__What you should do__.
Collect the lines of the entries where "daarvoor" shows up.

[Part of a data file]
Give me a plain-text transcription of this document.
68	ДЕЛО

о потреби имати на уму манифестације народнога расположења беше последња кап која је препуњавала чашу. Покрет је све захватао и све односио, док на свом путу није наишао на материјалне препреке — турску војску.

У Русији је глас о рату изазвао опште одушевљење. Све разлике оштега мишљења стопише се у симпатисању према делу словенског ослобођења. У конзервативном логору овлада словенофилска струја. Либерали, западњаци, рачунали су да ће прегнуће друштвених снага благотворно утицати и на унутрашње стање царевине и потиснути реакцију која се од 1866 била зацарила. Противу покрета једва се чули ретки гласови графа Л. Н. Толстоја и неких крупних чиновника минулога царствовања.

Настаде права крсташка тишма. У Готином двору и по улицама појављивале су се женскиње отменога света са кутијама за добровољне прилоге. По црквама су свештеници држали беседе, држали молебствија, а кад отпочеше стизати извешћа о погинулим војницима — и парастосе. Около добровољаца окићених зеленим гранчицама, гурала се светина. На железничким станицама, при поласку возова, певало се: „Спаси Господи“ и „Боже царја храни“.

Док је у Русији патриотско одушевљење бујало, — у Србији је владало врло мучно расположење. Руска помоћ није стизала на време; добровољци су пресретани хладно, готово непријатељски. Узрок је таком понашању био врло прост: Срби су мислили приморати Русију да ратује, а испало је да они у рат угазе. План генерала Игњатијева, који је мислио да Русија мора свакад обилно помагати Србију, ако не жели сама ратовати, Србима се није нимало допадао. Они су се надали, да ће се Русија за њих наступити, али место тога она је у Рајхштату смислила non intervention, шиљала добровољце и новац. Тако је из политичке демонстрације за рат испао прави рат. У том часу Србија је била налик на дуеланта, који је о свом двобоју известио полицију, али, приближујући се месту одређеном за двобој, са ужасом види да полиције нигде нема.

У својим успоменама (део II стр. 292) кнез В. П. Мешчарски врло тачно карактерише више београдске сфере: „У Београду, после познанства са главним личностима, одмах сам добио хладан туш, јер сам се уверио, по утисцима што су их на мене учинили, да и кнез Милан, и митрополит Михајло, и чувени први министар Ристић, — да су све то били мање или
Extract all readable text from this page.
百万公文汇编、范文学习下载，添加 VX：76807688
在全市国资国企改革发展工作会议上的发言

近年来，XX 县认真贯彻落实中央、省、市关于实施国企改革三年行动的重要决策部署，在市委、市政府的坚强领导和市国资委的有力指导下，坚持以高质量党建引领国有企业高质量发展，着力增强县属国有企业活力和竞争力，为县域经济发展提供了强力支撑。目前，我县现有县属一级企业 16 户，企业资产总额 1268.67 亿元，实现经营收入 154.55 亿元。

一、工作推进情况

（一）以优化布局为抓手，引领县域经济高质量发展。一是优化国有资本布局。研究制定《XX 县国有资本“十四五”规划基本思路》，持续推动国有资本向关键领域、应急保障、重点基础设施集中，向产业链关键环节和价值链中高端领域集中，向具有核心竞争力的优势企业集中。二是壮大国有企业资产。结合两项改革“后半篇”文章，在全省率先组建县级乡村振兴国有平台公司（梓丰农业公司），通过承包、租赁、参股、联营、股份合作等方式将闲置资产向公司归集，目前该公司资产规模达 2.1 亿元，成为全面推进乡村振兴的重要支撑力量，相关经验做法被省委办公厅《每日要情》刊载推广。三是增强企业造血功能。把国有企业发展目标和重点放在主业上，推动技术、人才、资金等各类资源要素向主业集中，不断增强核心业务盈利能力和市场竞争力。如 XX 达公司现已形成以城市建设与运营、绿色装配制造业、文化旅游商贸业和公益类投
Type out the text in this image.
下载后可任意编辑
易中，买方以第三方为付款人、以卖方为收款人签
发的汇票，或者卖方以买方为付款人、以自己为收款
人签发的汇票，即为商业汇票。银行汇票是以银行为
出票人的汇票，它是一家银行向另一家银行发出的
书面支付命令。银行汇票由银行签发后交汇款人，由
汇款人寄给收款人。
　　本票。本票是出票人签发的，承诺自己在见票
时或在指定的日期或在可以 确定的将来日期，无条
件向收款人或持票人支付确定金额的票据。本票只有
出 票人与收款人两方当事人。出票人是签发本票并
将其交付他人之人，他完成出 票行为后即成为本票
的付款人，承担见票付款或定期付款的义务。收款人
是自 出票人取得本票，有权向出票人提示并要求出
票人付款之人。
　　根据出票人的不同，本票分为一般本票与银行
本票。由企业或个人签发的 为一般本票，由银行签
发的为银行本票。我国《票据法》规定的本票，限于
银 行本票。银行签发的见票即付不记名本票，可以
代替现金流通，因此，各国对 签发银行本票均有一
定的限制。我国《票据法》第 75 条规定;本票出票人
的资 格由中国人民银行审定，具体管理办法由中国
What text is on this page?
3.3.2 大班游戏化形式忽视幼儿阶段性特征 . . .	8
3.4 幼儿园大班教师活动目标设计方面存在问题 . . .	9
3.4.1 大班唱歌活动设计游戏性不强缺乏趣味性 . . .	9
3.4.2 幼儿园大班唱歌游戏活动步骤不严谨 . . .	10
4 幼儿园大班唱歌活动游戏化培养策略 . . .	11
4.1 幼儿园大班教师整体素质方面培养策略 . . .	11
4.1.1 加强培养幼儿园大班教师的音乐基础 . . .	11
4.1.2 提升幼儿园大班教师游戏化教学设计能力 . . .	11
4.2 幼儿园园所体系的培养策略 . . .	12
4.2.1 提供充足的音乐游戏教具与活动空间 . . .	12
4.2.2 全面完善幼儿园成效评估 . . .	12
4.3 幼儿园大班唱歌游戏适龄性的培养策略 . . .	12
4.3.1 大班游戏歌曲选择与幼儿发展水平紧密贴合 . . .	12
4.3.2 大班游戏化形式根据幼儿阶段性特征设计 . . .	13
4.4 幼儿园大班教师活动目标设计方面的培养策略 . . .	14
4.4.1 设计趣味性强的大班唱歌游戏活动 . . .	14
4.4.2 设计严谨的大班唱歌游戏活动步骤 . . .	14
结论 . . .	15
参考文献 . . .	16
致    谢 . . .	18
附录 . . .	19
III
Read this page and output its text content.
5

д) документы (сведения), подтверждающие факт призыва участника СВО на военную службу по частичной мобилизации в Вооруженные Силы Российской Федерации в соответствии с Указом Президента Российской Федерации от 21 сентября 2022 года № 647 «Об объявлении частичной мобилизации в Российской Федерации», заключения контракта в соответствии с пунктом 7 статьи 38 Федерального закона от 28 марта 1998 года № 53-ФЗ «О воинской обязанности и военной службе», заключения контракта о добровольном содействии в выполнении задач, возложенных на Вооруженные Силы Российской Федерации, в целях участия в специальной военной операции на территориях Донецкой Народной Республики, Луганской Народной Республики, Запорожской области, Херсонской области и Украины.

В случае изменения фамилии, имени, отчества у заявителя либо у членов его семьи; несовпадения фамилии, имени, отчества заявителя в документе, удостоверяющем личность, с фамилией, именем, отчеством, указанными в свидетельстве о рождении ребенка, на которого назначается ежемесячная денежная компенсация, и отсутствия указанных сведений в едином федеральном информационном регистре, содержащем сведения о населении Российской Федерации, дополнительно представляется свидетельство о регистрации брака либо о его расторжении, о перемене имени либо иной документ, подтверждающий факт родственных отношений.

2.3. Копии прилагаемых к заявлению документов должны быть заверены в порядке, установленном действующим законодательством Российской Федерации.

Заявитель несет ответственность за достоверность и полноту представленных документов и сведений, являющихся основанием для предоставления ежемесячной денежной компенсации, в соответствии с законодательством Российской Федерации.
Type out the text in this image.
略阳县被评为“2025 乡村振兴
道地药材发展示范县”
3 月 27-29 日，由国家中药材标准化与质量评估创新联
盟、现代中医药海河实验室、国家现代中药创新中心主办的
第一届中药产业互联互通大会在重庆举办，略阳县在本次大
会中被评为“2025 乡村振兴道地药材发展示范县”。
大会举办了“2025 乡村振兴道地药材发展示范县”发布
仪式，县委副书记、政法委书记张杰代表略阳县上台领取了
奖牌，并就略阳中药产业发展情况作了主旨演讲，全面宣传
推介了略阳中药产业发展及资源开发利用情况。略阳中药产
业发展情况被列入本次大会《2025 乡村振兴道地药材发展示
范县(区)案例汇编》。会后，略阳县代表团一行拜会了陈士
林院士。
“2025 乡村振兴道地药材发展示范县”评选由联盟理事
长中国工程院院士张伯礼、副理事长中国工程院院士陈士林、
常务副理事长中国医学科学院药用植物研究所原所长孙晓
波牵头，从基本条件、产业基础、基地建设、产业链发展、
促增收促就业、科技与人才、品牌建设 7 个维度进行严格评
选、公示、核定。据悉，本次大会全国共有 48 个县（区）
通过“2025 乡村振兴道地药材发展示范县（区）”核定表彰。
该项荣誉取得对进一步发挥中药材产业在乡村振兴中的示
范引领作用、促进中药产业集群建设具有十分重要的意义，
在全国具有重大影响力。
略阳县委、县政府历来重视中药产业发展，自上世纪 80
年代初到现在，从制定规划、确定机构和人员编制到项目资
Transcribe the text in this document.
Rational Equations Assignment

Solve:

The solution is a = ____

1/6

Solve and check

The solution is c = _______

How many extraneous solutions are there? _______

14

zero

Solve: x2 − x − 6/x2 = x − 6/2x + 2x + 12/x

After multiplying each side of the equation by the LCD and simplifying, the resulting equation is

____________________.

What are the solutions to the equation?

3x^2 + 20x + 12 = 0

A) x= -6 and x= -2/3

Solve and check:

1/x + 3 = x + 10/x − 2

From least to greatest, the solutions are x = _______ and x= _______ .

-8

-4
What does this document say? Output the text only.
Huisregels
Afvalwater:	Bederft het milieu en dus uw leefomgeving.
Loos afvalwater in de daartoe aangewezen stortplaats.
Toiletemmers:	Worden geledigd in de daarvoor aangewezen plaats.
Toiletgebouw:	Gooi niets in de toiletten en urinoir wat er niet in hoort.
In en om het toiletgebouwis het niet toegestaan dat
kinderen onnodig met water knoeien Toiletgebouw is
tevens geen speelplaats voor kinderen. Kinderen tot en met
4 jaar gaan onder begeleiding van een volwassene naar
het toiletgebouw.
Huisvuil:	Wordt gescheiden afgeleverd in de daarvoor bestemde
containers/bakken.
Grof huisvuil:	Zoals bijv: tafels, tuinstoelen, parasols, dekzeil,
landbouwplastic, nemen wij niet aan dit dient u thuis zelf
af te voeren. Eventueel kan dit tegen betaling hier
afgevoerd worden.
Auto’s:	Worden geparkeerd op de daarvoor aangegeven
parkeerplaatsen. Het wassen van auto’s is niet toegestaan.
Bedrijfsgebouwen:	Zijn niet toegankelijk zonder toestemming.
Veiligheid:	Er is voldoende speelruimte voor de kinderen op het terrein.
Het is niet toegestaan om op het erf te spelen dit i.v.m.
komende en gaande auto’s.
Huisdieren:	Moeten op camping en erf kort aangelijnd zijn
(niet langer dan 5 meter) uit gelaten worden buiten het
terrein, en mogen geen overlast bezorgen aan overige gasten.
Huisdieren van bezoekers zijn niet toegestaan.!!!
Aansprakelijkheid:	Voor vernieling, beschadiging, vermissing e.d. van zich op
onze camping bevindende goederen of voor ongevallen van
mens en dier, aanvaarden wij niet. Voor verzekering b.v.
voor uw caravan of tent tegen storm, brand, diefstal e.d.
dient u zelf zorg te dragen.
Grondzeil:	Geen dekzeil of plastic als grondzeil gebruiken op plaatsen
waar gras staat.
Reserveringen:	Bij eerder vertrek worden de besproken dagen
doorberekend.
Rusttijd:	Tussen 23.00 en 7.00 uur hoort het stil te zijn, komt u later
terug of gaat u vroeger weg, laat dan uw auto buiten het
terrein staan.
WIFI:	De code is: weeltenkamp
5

__Reply to the task__.
Toiletemmers:	Worden geledigd in de daarvoor aangewezen plaats.
Huisvuil:	Wordt gescheiden afgeleverd in de daarvoor bestemde
Auto’s:	Worden geparkeerd op de daarvoor aangegeven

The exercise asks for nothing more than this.